Find and copy every line in the records that includes the string "screenshot".

-- start RECORD EXCERPTS --

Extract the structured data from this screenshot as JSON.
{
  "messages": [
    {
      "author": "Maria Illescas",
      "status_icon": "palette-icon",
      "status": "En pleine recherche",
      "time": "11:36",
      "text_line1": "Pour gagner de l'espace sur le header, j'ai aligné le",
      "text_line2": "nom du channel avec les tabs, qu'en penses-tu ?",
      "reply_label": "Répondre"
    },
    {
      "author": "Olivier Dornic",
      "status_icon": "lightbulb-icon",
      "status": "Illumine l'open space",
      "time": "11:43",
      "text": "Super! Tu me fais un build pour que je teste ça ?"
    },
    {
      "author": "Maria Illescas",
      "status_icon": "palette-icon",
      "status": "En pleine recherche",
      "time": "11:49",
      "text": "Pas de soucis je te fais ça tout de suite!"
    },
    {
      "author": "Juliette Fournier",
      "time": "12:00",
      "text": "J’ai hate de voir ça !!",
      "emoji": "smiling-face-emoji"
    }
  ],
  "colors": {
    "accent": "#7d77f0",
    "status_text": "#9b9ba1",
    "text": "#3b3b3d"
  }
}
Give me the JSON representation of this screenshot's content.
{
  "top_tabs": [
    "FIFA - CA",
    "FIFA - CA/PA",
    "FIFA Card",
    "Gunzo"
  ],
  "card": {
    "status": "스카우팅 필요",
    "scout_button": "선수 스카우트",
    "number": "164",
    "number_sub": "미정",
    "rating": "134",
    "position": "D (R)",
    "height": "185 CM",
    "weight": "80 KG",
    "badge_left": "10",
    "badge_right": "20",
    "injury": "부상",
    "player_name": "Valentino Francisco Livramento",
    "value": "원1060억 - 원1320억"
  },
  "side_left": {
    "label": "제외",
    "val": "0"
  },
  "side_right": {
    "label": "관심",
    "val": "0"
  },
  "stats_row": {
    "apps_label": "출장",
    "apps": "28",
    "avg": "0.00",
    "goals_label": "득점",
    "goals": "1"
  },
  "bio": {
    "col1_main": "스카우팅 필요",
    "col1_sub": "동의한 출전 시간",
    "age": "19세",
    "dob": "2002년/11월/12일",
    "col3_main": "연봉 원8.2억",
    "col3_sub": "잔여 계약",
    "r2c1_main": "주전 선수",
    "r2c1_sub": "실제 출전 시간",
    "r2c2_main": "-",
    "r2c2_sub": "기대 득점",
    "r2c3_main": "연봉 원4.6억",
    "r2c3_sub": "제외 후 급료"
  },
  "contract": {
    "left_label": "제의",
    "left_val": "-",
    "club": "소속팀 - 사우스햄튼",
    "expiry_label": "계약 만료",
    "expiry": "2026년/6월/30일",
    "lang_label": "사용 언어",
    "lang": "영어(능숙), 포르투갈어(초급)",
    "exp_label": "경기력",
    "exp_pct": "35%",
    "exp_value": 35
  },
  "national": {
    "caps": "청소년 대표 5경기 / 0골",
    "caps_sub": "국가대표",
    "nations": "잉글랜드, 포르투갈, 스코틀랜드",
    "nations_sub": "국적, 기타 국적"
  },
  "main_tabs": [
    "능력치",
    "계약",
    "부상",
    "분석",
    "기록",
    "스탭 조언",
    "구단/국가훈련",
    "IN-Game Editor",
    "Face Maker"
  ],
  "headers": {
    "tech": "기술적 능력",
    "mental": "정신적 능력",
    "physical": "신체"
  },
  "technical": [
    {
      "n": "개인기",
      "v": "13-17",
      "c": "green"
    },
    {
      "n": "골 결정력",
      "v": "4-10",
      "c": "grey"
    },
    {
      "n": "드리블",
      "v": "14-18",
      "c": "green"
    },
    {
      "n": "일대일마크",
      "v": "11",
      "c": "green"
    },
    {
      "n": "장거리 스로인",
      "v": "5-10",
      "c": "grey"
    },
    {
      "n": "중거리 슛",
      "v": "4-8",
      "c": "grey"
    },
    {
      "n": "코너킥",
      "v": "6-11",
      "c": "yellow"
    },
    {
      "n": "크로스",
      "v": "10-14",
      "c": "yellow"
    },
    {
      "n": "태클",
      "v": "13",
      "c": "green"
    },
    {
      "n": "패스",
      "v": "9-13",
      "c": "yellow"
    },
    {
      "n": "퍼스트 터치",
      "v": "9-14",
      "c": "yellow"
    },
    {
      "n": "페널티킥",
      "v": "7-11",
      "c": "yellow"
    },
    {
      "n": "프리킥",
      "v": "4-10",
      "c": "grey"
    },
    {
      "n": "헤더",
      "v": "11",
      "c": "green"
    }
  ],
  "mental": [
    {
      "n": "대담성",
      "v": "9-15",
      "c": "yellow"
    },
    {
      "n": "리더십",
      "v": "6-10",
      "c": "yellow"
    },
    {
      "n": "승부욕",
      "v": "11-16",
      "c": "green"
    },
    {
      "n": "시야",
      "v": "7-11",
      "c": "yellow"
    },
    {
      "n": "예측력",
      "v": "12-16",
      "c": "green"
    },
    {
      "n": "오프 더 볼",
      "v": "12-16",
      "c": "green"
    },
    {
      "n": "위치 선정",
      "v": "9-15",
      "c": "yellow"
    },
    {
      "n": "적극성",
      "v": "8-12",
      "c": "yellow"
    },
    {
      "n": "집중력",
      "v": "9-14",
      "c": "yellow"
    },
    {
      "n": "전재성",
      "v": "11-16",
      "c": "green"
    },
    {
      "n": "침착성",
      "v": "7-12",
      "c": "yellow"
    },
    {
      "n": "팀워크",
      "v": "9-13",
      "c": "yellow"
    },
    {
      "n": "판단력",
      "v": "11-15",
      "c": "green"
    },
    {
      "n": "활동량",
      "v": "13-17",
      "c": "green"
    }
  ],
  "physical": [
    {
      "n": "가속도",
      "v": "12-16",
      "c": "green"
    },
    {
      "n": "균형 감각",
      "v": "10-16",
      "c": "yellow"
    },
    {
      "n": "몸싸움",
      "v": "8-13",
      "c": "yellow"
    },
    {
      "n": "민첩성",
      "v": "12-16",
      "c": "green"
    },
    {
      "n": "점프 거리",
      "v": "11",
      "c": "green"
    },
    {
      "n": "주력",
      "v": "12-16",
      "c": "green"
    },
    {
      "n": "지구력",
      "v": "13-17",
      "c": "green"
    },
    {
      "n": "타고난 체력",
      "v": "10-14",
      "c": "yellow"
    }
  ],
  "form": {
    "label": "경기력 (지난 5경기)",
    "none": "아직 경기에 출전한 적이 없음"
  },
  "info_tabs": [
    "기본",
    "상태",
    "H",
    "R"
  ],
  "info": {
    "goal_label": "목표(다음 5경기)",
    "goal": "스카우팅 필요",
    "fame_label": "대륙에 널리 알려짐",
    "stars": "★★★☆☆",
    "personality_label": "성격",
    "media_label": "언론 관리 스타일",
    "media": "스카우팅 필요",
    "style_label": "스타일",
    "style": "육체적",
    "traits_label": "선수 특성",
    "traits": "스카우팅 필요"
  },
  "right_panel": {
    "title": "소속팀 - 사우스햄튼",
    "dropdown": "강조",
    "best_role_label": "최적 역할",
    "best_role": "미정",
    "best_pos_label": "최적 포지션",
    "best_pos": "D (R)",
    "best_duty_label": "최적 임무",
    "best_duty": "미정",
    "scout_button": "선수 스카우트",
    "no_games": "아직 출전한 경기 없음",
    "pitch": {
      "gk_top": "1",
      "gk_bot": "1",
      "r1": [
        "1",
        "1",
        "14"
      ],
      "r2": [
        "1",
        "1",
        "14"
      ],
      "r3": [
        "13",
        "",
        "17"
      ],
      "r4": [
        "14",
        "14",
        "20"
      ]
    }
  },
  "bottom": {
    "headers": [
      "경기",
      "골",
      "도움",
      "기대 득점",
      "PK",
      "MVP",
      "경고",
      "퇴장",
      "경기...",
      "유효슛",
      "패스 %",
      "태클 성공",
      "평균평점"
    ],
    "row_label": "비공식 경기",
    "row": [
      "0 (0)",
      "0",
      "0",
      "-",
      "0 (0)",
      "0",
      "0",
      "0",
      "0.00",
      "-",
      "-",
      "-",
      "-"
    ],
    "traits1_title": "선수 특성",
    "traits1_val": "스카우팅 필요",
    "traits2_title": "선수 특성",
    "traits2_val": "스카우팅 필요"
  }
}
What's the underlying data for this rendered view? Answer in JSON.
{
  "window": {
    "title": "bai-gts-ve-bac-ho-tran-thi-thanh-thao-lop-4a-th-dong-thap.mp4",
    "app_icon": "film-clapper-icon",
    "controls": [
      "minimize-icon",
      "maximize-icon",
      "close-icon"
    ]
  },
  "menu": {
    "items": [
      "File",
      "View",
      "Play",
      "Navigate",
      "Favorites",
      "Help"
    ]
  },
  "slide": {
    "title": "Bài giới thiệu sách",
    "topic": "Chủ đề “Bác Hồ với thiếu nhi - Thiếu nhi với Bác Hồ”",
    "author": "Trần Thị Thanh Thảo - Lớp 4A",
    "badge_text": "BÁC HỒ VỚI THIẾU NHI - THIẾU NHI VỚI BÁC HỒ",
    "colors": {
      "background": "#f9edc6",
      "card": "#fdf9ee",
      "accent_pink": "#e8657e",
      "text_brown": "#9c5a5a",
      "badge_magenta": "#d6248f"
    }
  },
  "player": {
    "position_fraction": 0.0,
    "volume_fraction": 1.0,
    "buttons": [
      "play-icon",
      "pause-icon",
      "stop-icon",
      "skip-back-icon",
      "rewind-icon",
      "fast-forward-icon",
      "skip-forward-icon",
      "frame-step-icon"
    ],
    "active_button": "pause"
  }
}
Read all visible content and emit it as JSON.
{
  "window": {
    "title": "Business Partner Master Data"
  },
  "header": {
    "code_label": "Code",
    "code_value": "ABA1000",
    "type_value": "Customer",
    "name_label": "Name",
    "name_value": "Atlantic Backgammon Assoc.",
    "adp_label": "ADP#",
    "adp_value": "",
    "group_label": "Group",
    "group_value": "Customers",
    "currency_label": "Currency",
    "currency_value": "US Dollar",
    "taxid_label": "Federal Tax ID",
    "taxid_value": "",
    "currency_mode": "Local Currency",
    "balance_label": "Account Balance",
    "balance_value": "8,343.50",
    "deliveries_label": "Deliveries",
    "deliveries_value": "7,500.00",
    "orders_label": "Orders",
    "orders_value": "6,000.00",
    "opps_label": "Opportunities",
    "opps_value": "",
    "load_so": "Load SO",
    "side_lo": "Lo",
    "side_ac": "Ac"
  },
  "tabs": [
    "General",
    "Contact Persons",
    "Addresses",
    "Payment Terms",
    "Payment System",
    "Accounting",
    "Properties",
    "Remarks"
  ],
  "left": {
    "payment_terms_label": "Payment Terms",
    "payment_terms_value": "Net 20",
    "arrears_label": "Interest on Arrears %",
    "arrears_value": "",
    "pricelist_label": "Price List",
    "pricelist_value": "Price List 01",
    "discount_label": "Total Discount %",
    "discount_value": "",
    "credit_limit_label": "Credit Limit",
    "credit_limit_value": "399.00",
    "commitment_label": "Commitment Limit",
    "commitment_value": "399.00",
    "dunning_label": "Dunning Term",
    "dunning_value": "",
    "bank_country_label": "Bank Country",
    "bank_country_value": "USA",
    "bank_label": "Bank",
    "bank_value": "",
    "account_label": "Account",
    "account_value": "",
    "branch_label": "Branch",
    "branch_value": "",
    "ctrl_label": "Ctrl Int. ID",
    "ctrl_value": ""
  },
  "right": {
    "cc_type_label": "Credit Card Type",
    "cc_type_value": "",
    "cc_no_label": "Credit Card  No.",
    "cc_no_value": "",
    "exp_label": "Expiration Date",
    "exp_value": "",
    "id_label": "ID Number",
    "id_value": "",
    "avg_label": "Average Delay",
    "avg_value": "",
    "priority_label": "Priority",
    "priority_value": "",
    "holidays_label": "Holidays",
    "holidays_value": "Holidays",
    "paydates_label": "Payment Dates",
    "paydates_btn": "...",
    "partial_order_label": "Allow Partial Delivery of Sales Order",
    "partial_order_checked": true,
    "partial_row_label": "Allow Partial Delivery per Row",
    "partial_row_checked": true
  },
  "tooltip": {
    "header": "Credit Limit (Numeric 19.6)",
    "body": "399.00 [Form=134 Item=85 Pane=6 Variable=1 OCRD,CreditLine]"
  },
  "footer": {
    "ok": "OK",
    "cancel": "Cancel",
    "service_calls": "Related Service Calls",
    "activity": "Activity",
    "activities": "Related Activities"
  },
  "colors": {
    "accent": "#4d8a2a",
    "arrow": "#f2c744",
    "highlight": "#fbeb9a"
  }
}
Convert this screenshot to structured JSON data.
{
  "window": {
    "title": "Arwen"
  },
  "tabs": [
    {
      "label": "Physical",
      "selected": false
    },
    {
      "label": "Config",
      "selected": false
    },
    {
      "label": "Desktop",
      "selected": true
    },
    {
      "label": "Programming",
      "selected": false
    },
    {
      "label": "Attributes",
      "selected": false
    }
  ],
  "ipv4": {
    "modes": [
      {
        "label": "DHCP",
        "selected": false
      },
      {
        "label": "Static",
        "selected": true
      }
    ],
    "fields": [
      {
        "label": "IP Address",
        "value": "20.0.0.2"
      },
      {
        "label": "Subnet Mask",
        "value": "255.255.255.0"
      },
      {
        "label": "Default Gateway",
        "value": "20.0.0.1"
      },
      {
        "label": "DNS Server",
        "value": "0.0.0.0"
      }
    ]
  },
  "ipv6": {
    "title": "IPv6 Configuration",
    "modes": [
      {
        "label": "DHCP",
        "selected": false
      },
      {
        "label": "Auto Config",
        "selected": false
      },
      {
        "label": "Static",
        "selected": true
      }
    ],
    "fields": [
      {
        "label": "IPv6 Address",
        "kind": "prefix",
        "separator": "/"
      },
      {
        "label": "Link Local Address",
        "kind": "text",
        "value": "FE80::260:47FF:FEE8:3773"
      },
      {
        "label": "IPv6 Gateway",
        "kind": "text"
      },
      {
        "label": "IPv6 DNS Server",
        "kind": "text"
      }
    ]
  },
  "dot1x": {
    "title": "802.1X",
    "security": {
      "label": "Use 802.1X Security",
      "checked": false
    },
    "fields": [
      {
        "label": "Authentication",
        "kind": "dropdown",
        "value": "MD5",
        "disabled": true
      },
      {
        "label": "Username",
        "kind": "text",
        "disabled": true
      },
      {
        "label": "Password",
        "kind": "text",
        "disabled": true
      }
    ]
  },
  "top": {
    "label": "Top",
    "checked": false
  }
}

-- end RECORD EXCERPTS --

RESPONSE BELOW
Extract the structured data from this screenshot as JSON.
Give me the JSON representation of this screenshot's content.
Convert this screenshot to structured JSON data.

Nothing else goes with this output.